Provided records »
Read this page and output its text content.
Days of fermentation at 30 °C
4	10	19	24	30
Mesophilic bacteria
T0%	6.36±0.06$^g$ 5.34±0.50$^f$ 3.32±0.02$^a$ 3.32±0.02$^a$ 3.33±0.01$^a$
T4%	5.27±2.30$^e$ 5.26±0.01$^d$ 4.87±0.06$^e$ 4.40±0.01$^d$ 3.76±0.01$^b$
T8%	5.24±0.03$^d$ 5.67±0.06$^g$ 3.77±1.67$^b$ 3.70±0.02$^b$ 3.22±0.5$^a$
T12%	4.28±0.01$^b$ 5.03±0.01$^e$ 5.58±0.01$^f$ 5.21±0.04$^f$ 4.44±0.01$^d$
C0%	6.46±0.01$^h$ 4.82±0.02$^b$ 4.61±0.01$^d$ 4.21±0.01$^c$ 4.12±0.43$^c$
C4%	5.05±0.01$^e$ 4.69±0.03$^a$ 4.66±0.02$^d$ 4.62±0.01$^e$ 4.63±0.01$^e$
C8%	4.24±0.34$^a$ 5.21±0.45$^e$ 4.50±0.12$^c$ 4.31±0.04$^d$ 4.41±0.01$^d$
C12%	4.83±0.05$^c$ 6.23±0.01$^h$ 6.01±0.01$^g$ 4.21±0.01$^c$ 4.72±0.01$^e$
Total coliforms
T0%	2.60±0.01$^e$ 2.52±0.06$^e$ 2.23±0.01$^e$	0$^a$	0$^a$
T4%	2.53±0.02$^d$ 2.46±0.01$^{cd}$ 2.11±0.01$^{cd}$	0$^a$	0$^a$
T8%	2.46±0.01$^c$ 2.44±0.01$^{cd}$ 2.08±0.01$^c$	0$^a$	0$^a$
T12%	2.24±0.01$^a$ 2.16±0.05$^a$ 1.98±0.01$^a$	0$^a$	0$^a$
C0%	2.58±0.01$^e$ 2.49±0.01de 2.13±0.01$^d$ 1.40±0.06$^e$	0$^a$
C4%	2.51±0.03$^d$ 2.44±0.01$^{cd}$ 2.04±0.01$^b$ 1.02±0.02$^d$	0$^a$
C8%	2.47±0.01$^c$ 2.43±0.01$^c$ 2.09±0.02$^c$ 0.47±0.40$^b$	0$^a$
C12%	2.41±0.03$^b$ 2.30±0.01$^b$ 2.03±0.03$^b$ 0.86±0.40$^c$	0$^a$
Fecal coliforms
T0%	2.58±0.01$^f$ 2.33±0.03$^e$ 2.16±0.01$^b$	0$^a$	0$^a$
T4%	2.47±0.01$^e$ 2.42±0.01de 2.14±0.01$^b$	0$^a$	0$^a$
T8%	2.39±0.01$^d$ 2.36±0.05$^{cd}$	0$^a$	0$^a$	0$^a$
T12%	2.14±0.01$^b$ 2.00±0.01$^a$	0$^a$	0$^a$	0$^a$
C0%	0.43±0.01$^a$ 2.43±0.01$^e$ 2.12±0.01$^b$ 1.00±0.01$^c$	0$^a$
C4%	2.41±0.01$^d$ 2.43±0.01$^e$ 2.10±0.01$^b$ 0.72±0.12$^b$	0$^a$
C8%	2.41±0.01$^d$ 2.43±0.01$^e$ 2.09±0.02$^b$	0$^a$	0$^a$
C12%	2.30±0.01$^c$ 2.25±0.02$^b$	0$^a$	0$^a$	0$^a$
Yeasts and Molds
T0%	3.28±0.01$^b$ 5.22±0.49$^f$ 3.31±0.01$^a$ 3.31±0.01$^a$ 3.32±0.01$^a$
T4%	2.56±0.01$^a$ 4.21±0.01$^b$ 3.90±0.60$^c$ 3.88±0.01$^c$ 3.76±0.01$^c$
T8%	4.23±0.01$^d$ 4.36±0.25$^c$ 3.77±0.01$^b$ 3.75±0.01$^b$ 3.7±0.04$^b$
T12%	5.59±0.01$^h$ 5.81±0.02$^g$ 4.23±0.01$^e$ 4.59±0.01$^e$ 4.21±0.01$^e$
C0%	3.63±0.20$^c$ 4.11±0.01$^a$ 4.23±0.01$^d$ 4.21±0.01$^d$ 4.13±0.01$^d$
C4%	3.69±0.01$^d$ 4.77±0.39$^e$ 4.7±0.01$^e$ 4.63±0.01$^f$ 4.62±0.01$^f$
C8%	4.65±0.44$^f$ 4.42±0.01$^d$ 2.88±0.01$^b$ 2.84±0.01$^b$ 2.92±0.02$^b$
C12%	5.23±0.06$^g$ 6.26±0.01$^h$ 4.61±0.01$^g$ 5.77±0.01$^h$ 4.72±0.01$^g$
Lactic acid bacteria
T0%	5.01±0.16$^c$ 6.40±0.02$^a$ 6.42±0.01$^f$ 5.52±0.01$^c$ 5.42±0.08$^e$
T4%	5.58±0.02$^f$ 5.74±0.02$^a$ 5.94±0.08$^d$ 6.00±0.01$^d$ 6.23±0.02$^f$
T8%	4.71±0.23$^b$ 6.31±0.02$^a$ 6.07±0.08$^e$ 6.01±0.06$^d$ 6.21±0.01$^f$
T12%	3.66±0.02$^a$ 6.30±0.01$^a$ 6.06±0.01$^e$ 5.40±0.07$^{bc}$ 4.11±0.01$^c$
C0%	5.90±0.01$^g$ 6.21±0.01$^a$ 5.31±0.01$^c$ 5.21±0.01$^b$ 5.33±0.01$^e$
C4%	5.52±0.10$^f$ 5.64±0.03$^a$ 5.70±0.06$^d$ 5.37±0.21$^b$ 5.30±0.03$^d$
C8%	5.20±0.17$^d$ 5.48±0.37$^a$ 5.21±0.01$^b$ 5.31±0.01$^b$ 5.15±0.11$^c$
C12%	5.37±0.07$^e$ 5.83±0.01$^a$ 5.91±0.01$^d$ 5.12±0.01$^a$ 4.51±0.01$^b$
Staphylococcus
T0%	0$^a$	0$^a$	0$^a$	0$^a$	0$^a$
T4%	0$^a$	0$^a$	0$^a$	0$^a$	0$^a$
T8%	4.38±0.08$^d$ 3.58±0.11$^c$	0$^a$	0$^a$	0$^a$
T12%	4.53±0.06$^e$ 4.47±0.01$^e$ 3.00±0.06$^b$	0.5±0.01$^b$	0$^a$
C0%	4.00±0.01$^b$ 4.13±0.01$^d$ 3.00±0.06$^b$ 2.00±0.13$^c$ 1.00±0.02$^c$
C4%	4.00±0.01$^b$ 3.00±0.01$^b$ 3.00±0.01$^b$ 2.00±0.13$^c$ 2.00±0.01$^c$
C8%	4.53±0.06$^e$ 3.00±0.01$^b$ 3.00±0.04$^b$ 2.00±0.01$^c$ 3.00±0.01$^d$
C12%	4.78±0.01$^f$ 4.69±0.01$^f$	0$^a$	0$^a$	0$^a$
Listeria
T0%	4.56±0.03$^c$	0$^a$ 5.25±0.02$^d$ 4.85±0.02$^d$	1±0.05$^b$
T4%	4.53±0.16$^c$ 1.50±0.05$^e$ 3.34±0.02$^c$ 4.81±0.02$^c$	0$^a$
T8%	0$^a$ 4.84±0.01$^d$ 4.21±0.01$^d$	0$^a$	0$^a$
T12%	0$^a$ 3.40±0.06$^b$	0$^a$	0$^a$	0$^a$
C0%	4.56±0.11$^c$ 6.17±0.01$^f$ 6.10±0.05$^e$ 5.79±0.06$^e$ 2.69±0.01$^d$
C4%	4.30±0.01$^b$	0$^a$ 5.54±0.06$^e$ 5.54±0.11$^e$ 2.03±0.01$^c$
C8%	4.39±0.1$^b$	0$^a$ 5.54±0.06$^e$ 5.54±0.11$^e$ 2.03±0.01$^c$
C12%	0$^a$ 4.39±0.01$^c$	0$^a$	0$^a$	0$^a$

Exercise aim »
Transcribe every entry verbatim.

Exercise result »
Read this page and output its text content.
Days of fermentation at 30 °C
4	10	19	24	30
Mesophilic bacteria
T0%	6.36±0.06$^g$ 5.34±0.50$^f$ 3.32±0.02$^a$ 3.32±0.02$^a$ 3.33±0.01$^a$
T4%	5.27±2.30$^e$ 5.26±0.01$^d$ 4.87±0.06$^e$ 4.40±0.01$^d$ 3.76±0.01$^b$
T8%	5.24±0.03$^d$ 5.67±0.06$^g$ 3.77±1.67$^b$ 3.70±0.02$^b$ 3.22±0.5$^a$
T12%	4.28±0.01$^b$ 5.03±0.01$^e$ 5.58±0.01$^f$ 5.21±0.04$^f$ 4.44±0.01$^d$
C0%	6.46±0.01$^h$ 4.82±0.02$^b$ 4.61±0.01$^d$ 4.21±0.01$^c$ 4.12±0.43$^c$
C4%	5.05±0.01$^e$ 4.69±0.03$^a$ 4.66±0.02$^d$ 4.62±0.01$^e$ 4.63±0.01$^e$
C8%	4.24±0.34$^a$ 5.21±0.45$^e$ 4.50±0.12$^c$ 4.31±0.04$^d$ 4.41±0.01$^d$
C12%	4.83±0.05$^c$ 6.23±0.01$^h$ 6.01±0.01$^g$ 4.21±0.01$^c$ 4.72±0.01$^e$
Total coliforms
T0%	2.60±0.01$^e$ 2.52±0.06$^e$ 2.23±0.01$^e$	0$^a$	0$^a$
T4%	2.53±0.02$^d$ 2.46±0.01$^{cd}$ 2.11±0.01$^{cd}$	0$^a$	0$^a$
T8%	2.46±0.01$^c$ 2.44±0.01$^{cd}$ 2.08±0.01$^c$	0$^a$	0$^a$
T12%	2.24±0.01$^a$ 2.16±0.05$^a$ 1.98±0.01$^a$	0$^a$	0$^a$
C0%	2.58±0.01$^e$ 2.49±0.01de 2.13±0.01$^d$ 1.40±0.06$^e$	0$^a$
C4%	2.51±0.03$^d$ 2.44±0.01$^{cd}$ 2.04±0.01$^b$ 1.02±0.02$^d$	0$^a$
C8%	2.47±0.01$^c$ 2.43±0.01$^c$ 2.09±0.02$^c$ 0.47±0.40$^b$	0$^a$
C12%	2.41±0.03$^b$ 2.30±0.01$^b$ 2.03±0.03$^b$ 0.86±0.40$^c$	0$^a$
Fecal coliforms
T0%	2.58±0.01$^f$ 2.33±0.03$^e$ 2.16±0.01$^b$	0$^a$	0$^a$
T4%	2.47±0.01$^e$ 2.42±0.01de 2.14±0.01$^b$	0$^a$	0$^a$
T8%	2.39±0.01$^d$ 2.36±0.05$^{cd}$	0$^a$	0$^a$	0$^a$
T12%	2.14±0.01$^b$ 2.00±0.01$^a$	0$^a$	0$^a$	0$^a$
C0%	0.43±0.01$^a$ 2.43±0.01$^e$ 2.12±0.01$^b$ 1.00±0.01$^c$	0$^a$
C4%	2.41±0.01$^d$ 2.43±0.01$^e$ 2.10±0.01$^b$ 0.72±0.12$^b$	0$^a$
C8%	2.41±0.01$^d$ 2.43±0.01$^e$ 2.09±0.02$^b$	0$^a$	0$^a$
C12%	2.30±0.01$^c$ 2.25±0.02$^b$	0$^a$	0$^a$	0$^a$
Yeasts and Molds
T0%	3.28±0.01$^b$ 5.22±0.49$^f$ 3.31±0.01$^a$ 3.31±0.01$^a$ 3.32±0.01$^a$
T4%	2.56±0.01$^a$ 4.21±0.01$^b$ 3.90±0.60$^c$ 3.88±0.01$^c$ 3.76±0.01$^c$
T8%	4.23±0.01$^d$ 4.36±0.25$^c$ 3.77±0.01$^b$ 3.75±0.01$^b$ 3.7±0.04$^b$
T12%	5.59±0.01$^h$ 5.81±0.02$^g$ 4.23±0.01$^e$ 4.59±0.01$^e$ 4.21±0.01$^e$
C0%	3.63±0.20$^c$ 4.11±0.01$^a$ 4.23±0.01$^d$ 4.21±0.01$^d$ 4.13±0.01$^d$
C4%	3.69±0.01$^d$ 4.77±0.39$^e$ 4.7±0.01$^e$ 4.63±0.01$^f$ 4.62±0.01$^f$
C8%	4.65±0.44$^f$ 4.42±0.01$^d$ 2.88±0.01$^b$ 2.84±0.01$^b$ 2.92±0.02$^b$
C12%	5.23±0.06$^g$ 6.26±0.01$^h$ 4.61±0.01$^g$ 5.77±0.01$^h$ 4.72±0.01$^g$
Lactic acid bacteria
T0%	5.01±0.16$^c$ 6.40±0.02$^a$ 6.42±0.01$^f$ 5.52±0.01$^c$ 5.42±0.08$^e$
T4%	5.58±0.02$^f$ 5.74±0.02$^a$ 5.94±0.08$^d$ 6.00±0.01$^d$ 6.23±0.02$^f$
T8%	4.71±0.23$^b$ 6.31±0.02$^a$ 6.07±0.08$^e$ 6.01±0.06$^d$ 6.21±0.01$^f$
T12%	3.66±0.02$^a$ 6.30±0.01$^a$ 6.06±0.01$^e$ 5.40±0.07$^{bc}$ 4.11±0.01$^c$
C0%	5.90±0.01$^g$ 6.21±0.01$^a$ 5.31±0.01$^c$ 5.21±0.01$^b$ 5.33±0.01$^e$
C4%	5.52±0.10$^f$ 5.64±0.03$^a$ 5.70±0.06$^d$ 5.37±0.21$^b$ 5.30±0.03$^d$
C8%	5.20±0.17$^d$ 5.48±0.37$^a$ 5.21±0.01$^b$ 5.31±0.01$^b$ 5.15±0.11$^c$
C12%	5.37±0.07$^e$ 5.83±0.01$^a$ 5.91±0.01$^d$ 5.12±0.01$^a$ 4.51±0.01$^b$
Staphylococcus
T0%	0$^a$	0$^a$	0$^a$	0$^a$	0$^a$
T4%	0$^a$	0$^a$	0$^a$	0$^a$	0$^a$
T8%	4.38±0.08$^d$ 3.58±0.11$^c$	0$^a$	0$^a$	0$^a$
T12%	4.53±0.06$^e$ 4.47±0.01$^e$ 3.00±0.06$^b$	0.5±0.01$^b$	0$^a$
C0%	4.00±0.01$^b$ 4.13±0.01$^d$ 3.00±0.06$^b$ 2.00±0.13$^c$ 1.00±0.02$^c$
C4%	4.00±0.01$^b$ 3.00±0.01$^b$ 3.00±0.01$^b$ 2.00±0.13$^c$ 2.00±0.01$^c$
C8%	4.53±0.06$^e$ 3.00±0.01$^b$ 3.00±0.04$^b$ 2.00±0.01$^c$ 3.00±0.01$^d$
C12%	4.78±0.01$^f$ 4.69±0.01$^f$	0$^a$	0$^a$	0$^a$
Listeria
T0%	4.56±0.03$^c$	0$^a$ 5.25±0.02$^d$ 4.85±0.02$^d$	1±0.05$^b$
T4%	4.53±0.16$^c$ 1.50±0.05$^e$ 3.34±0.02$^c$ 4.81±0.02$^c$	0$^a$
T8%	0$^a$ 4.84±0.01$^d$ 4.21±0.01$^d$	0$^a$	0$^a$
T12%	0$^a$ 3.40±0.06$^b$	0$^a$	0$^a$	0$^a$
C0%	4.56±0.11$^c$ 6.17±0.01$^f$ 6.10±0.05$^e$ 5.79±0.06$^e$ 2.69±0.01$^d$
C4%	4.30±0.01$^b$	0$^a$ 5.54±0.06$^e$ 5.54±0.11$^e$ 2.03±0.01$^c$
C8%	4.39±0.1$^b$	0$^a$ 5.54±0.06$^e$ 5.54±0.11$^e$ 2.03±0.01$^c$
C12%	0$^a$ 4.39±0.01$^c$	0$^a$	0$^a$	0$^a$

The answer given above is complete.